• [GIVEN TASK]: Wherever a line holds the string "комплексного", copy that line.

• [SUPPLIED RECORDS]:
--------------------------------

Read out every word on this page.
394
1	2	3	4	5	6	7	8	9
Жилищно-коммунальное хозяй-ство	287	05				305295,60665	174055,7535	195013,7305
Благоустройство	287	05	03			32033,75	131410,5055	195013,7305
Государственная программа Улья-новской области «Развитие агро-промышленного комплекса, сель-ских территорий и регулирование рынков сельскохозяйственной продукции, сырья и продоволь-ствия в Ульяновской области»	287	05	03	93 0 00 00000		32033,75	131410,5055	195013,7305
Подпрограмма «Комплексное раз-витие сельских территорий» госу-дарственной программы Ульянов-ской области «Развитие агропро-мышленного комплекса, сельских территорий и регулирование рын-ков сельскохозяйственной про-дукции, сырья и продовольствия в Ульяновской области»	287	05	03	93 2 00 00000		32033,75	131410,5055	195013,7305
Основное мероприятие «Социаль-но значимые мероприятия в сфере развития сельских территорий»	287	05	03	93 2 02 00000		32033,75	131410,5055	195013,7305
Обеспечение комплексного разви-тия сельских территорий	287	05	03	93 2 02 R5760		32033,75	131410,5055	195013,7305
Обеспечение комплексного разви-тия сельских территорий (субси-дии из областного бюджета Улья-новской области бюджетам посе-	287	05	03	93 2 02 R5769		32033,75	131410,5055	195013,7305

--------------------------------

• [WORKED SOLUTION]:
Обеспечение комплексного разви-тия сельских территорий	287	05	03	93 2 02 R5760		32033,75	131410,5055	195013,7305
Обеспечение комплексного разви-тия сельских территорий (субси-дии из областного бюджета Улья-новской области бюджетам посе-	287	05	03	93 2 02 R5769		32033,75	131410,5055	195013,7305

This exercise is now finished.